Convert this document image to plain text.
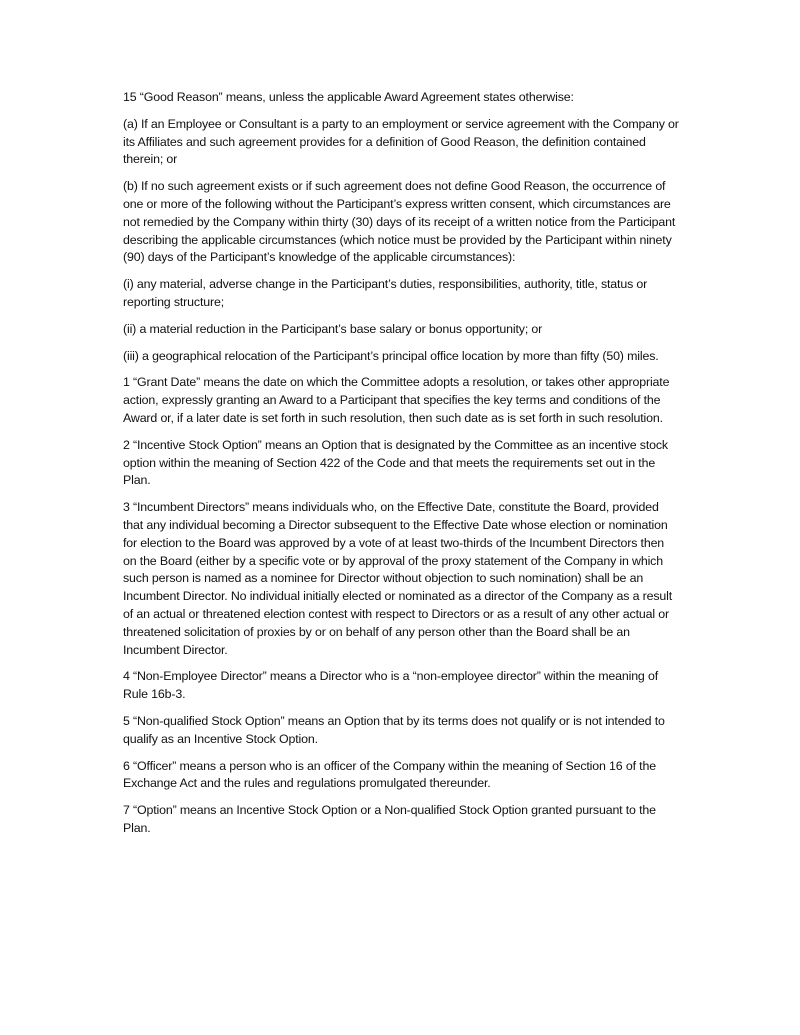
15 “Good Reason” means, unless the applicable Award Agreement states otherwise:

(a) If an Employee or Consultant is a party to an employment or service agreement with the Company or its Affiliates and such agreement provides for a definition of Good Reason, the definition contained therein; or

(b) If no such agreement exists or if such agreement does not define Good Reason, the occurrence of one or more of the following without the Participant’s express written consent, which circumstances are not remedied by the Company within thirty (30) days of its receipt of a written notice from the Participant describing the applicable circumstances (which notice must be provided by the Participant within ninety (90) days of the Participant’s knowledge of the applicable circumstances):

(i) any material, adverse change in the Participant’s duties, responsibilities, authority, title, status or reporting structure;

(ii) a material reduction in the Participant’s base salary or bonus opportunity; or

(iii) a geographical relocation of the Participant’s principal office location by more than fifty (50) miles.

1 “Grant Date” means the date on which the Committee adopts a resolution, or takes other appropriate action, expressly granting an Award to a Participant that specifies the key terms and conditions of the Award or, if a later date is set forth in such resolution, then such date as is set forth in such resolution.

2 “Incentive Stock Option” means an Option that is designated by the Committee as an incentive stock option within the meaning of Section 422 of the Code and that meets the requirements set out in the Plan.

3 “Incumbent Directors” means individuals who, on the Effective Date, constitute the Board, provided that any individual becoming a Director subsequent to the Effective Date whose election or nomination for election to the Board was approved by a vote of at least two-thirds of the Incumbent Directors then on the Board (either by a specific vote or by approval of the proxy statement of the Company in which such person is named as a nominee for Director without objection to such nomination) shall be an Incumbent Director. No individual initially elected or nominated as a director of the Company as a result of an actual or threatened election contest with respect to Directors or as a result of any other actual or threatened solicitation of proxies by or on behalf of any person other than the Board shall be an Incumbent Director.

4 “Non-Employee Director” means a Director who is a “non-employee director” within the meaning of Rule 16b-3.

5 “Non-qualified Stock Option” means an Option that by its terms does not qualify or is not intended to qualify as an Incentive Stock Option.

6 “Officer” means a person who is an officer of the Company within the meaning of Section 16 of the Exchange Act and the rules and regulations promulgated thereunder.

7 “Option” means an Incentive Stock Option or a Non-qualified Stock Option granted pursuant to the Plan.
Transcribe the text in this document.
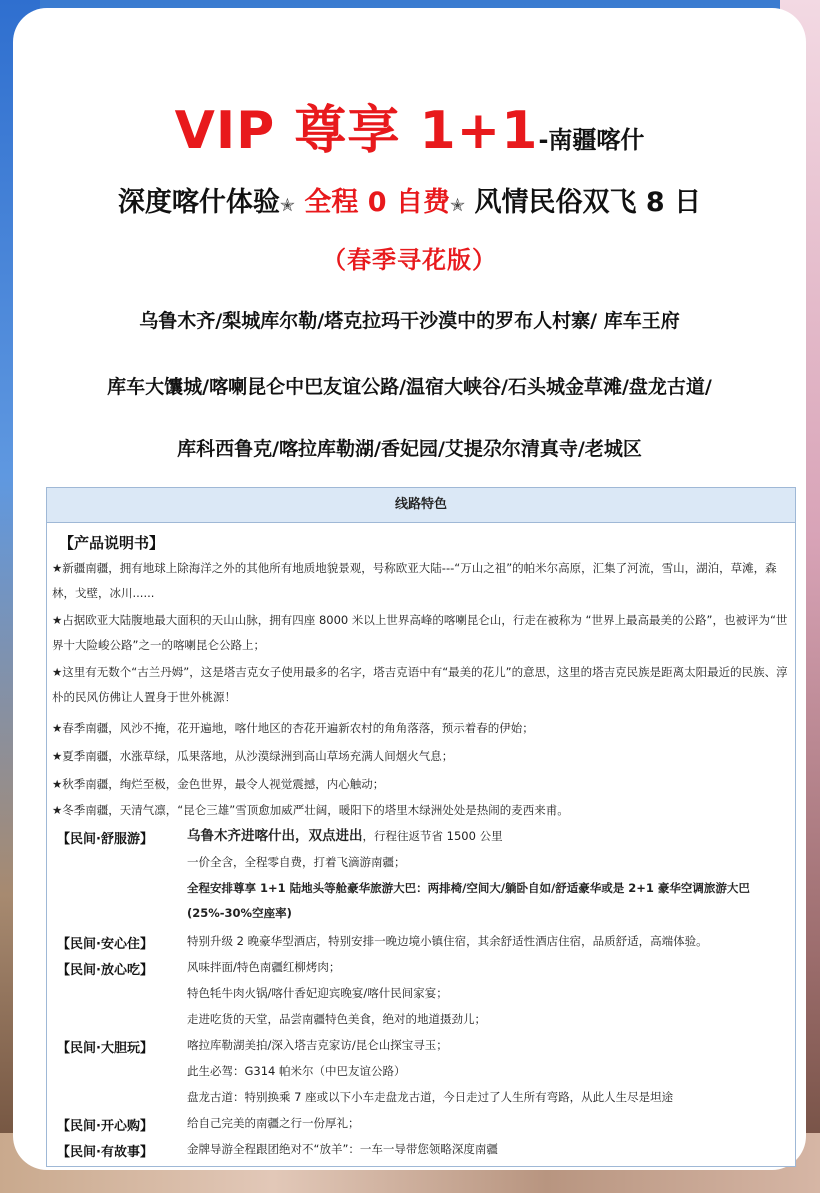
VIP 尊享 1+1-南疆喀什
深度喀什体验✭ 全程 0 自费✭ 风情民俗双飞 8 日
（春季寻花版）
乌鲁木齐/梨城库尔勒/塔克拉玛干沙漠中的罗布人村寨/ 库车王府
库车大馕城/喀喇昆仑中巴友谊公路/温宿大峡谷/石头城金草滩/盘龙古道/
库科西鲁克/喀拉库勒湖/香妃园/艾提尕尔清真寺/老城区
线路特色
【产品说明书】
★新疆南疆，拥有地球上除海洋之外的其他所有地质地貌景观，号称欧亚大陆---“万山之祖”的帕米尔高原，汇集了河流，雪山，湖泊，草滩，森林，戈壁，冰川......
★占据欧亚大陆腹地最大面积的天山山脉，拥有四座 8000 米以上世界高峰的喀喇昆仑山，行走在被称为 “世界上最高最美的公路”，也被评为“世界十大险峻公路”之一的喀喇昆仑公路上；
★这里有无数个“古兰丹姆”，这是塔吉克女子使用最多的名字，塔吉克语中有“最美的花儿”的意思，这里的塔吉克民族是距离太阳最近的民族、淳朴的民风仿佛让人置身于世外桃源！
★春季南疆，风沙不掩，花开遍地，喀什地区的杏花开遍新农村的角角落落，预示着春的伊始；
★夏季南疆，水涨草绿，瓜果落地，从沙漠绿洲到高山草场充满人间烟火气息；
★秋季南疆，绚烂至极，金色世界，最令人视觉震撼，内心触动；
★冬季南疆，天清气凛，“昆仑三雄”雪顶愈加威严壮阔，暖阳下的塔里木绿洲处处是热闹的麦西来甫。
【民间·舒服游】	乌鲁木齐进喀什出，双点进出，行程往返节省 1500 公里
一价全含，全程零自费，打着飞滴游南疆；
全程安排尊享 1+1 陆地头等舱豪华旅游大巴：两排椅/空间大/躺卧自如/舒适豪华或是 2+1 豪华空调旅游大巴(25%-30%空座率)
【民间·安心住】	特别升级 2 晚豪华型酒店，特别安排一晚边境小镇住宿，其余舒适性酒店住宿，品质舒适，高端体验。
【民间·放心吃】	风味拌面/特色南疆红柳烤肉；
特色牦牛肉火锅/喀什香妃迎宾晚宴/喀什民间家宴；
走进吃货的天堂，品尝南疆特色美食，绝对的地道摄劲儿；
【民间·大胆玩】	喀拉库勒湖美拍/深入塔吉克家访/昆仑山探宝寻玉；
此生必驾：G314 帕米尔（中巴友谊公路）
盘龙古道：特别换乘 7 座或以下小车走盘龙古道，今日走过了人生所有弯路，从此人生尽是坦途
【民间·开心购】	给自己完美的南疆之行一份厚礼；
【民间·有故事】	金牌导游全程跟团绝对不“放羊”：一车一导带您领略深度南疆
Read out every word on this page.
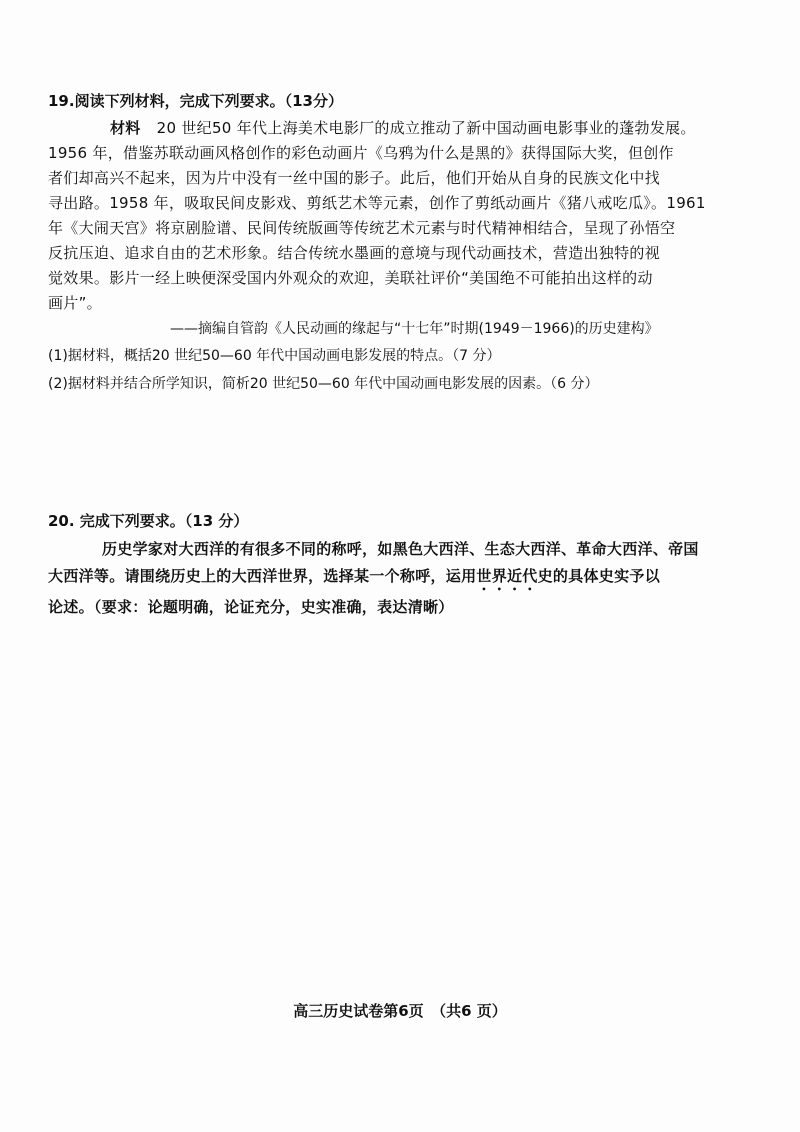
19.阅读下列材料，完成下列要求。（13分）
材料 20 世纪50 年代上海美术电影厂的成立推动了新中国动画电影事业的蓬勃发展。
1956 年，借鉴苏联动画风格创作的彩色动画片《乌鸦为什么是黑的》获得国际大奖，但创作
者们却高兴不起来，因为片中没有一丝中国的影子。此后，他们开始从自身的民族文化中找
寻出路。1958 年，吸取民间皮影戏、剪纸艺术等元素，创作了剪纸动画片《猪八戒吃瓜》。1961
年《大闹天宫》将京剧脸谱、民间传统版画等传统艺术元素与时代精神相结合，呈现了孙悟空
反抗压迫、追求自由的艺术形象。结合传统水墨画的意境与现代动画技术，营造出独特的视
觉效果。影片一经上映便深受国内外观众的欢迎，美联社评价“美国绝不可能拍出这样的动
画片”。
——摘编自管韵《人民动画的缘起与“十七年”时期(1949－1966)的历史建构》
(1)据材料，概括20 世纪50—60 年代中国动画电影发展的特点。（7 分）
(2)据材料并结合所学知识，简析20 世纪50—60 年代中国动画电影发展的因素。（6 分）
20. 完成下列要求。（13 分）
历史学家对大西洋的有很多不同的称呼，如黑色大西洋、生态大西洋、革命大西洋、帝国
大西洋等。请围绕历史上的大西洋世界，选择某一个称呼，运用世界近代史的具体史实予以
论述。（要求：论题明确，论证充分，史实准确，表达清晰）
高三历史试卷第6页　（共6 页）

Written instruction: Copy out every line of the material above exactly, skipping the pictures.

Response:
Convert this document image to plain text.
15 “Good Reason” means, unless the applicable Award Agreement states otherwise:

(a) If an Employee or Consultant is a party to an employment or service agreement with the Company or its Affiliates and such agreement provides for a definition of Good Reason, the definition contained therein; or

(b) If no such agreement exists or if such agreement does not define Good Reason, the occurrence of one or more of the following without the Participant’s express written consent, which circumstances are not remedied by the Company within thirty (30) days of its receipt of a written notice from the Participant describing the applicable circumstances (which notice must be provided by the Participant within ninety (90) days of the Participant’s knowledge of the applicable circumstances):

(i) any material, adverse change in the Participant’s duties, responsibilities, authority, title, status or reporting structure;

(ii) a material reduction in the Participant’s base salary or bonus opportunity; or

(iii) a geographical relocation of the Participant’s principal office location by more than fifty (50) miles.

1 “Grant Date” means the date on which the Committee adopts a resolution, or takes other appropriate action, expressly granting an Award to a Participant that specifies the key terms and conditions of the Award or, if a later date is set forth in such resolution, then such date as is set forth in such resolution.

2 “Incentive Stock Option” means an Option that is designated by the Committee as an incentive stock option within the meaning of Section 422 of the Code and that meets the requirements set out in the Plan.

3 “Incumbent Directors” means individuals who, on the Effective Date, constitute the Board, provided that any individual becoming a Director subsequent to the Effective Date whose election or nomination for election to the Board was approved by a vote of at least two-thirds of the Incumbent Directors then on the Board (either by a specific vote or by approval of the proxy statement of the Company in which such person is named as a nominee for Director without objection to such nomination) shall be an Incumbent Director. No individual initially elected or nominated as a director of the Company as a result of an actual or threatened election contest with respect to Directors or as a result of any other actual or threatened solicitation of proxies by or on behalf of any person other than the Board shall be an Incumbent Director.

4 “Non-Employee Director” means a Director who is a “non-employee director” within the meaning of Rule 16b-3.

5 “Non-qualified Stock Option” means an Option that by its terms does not qualify or is not intended to qualify as an Incentive Stock Option.

6 “Officer” means a person who is an officer of the Company within the meaning of Section 16 of the Exchange Act and the rules and regulations promulgated thereunder.

7 “Option” means an Incentive Stock Option or a Non-qualified Stock Option granted pursuant to the Plan.
Transcribe the text in this document.
VIP 尊享 1+1-南疆喀什
深度喀什体验✭ 全程 0 自费✭ 风情民俗双飞 8 日
（春季寻花版）
乌鲁木齐/梨城库尔勒/塔克拉玛干沙漠中的罗布人村寨/ 库车王府
库车大馕城/喀喇昆仑中巴友谊公路/温宿大峡谷/石头城金草滩/盘龙古道/
库科西鲁克/喀拉库勒湖/香妃园/艾提尕尔清真寺/老城区
线路特色
【产品说明书】
★新疆南疆，拥有地球上除海洋之外的其他所有地质地貌景观，号称欧亚大陆---“万山之祖”的帕米尔高原，汇集了河流，雪山，湖泊，草滩，森林，戈壁，冰川......
★占据欧亚大陆腹地最大面积的天山山脉，拥有四座 8000 米以上世界高峰的喀喇昆仑山，行走在被称为 “世界上最高最美的公路”，也被评为“世界十大险峻公路”之一的喀喇昆仑公路上；
★这里有无数个“古兰丹姆”，这是塔吉克女子使用最多的名字，塔吉克语中有“最美的花儿”的意思，这里的塔吉克民族是距离太阳最近的民族、淳朴的民风仿佛让人置身于世外桃源！
★春季南疆，风沙不掩，花开遍地，喀什地区的杏花开遍新农村的角角落落，预示着春的伊始；
★夏季南疆，水涨草绿，瓜果落地，从沙漠绿洲到高山草场充满人间烟火气息；
★秋季南疆，绚烂至极，金色世界，最令人视觉震撼，内心触动；
★冬季南疆，天清气凛，“昆仑三雄”雪顶愈加威严壮阔，暖阳下的塔里木绿洲处处是热闹的麦西来甫。
【民间·舒服游】	乌鲁木齐进喀什出，双点进出，行程往返节省 1500 公里
一价全含，全程零自费，打着飞滴游南疆；
全程安排尊享 1+1 陆地头等舱豪华旅游大巴：两排椅/空间大/躺卧自如/舒适豪华或是 2+1 豪华空调旅游大巴(25%-30%空座率)
【民间·安心住】	特别升级 2 晚豪华型酒店，特别安排一晚边境小镇住宿，其余舒适性酒店住宿，品质舒适，高端体验。
【民间·放心吃】	风味拌面/特色南疆红柳烤肉；
特色牦牛肉火锅/喀什香妃迎宾晚宴/喀什民间家宴；
走进吃货的天堂，品尝南疆特色美食，绝对的地道摄劲儿；
【民间·大胆玩】	喀拉库勒湖美拍/深入塔吉克家访/昆仑山探宝寻玉；
此生必驾：G314 帕米尔（中巴友谊公路）
盘龙古道：特别换乘 7 座或以下小车走盘龙古道，今日走过了人生所有弯路，从此人生尽是坦途
【民间·开心购】	给自己完美的南疆之行一份厚礼；
【民间·有故事】	金牌导游全程跟团绝对不“放羊”：一车一导带您领略深度南疆
Read out every word on this page.
19.阅读下列材料，完成下列要求。（13分）
材料 20 世纪50 年代上海美术电影厂的成立推动了新中国动画电影事业的蓬勃发展。
1956 年，借鉴苏联动画风格创作的彩色动画片《乌鸦为什么是黑的》获得国际大奖，但创作
者们却高兴不起来，因为片中没有一丝中国的影子。此后，他们开始从自身的民族文化中找
寻出路。1958 年，吸取民间皮影戏、剪纸艺术等元素，创作了剪纸动画片《猪八戒吃瓜》。1961
年《大闹天宫》将京剧脸谱、民间传统版画等传统艺术元素与时代精神相结合，呈现了孙悟空
反抗压迫、追求自由的艺术形象。结合传统水墨画的意境与现代动画技术，营造出独特的视
觉效果。影片一经上映便深受国内外观众的欢迎，美联社评价“美国绝不可能拍出这样的动
画片”。
——摘编自管韵《人民动画的缘起与“十七年”时期(1949－1966)的历史建构》
(1)据材料，概括20 世纪50—60 年代中国动画电影发展的特点。（7 分）
(2)据材料并结合所学知识，简析20 世纪50—60 年代中国动画电影发展的因素。（6 分）
20. 完成下列要求。（13 分）
历史学家对大西洋的有很多不同的称呼，如黑色大西洋、生态大西洋、革命大西洋、帝国
大西洋等。请围绕历史上的大西洋世界，选择某一个称呼，运用世界近代史的具体史实予以
论述。（要求：论题明确，论证充分，史实准确，表达清晰）
高三历史试卷第6页　（共6 页）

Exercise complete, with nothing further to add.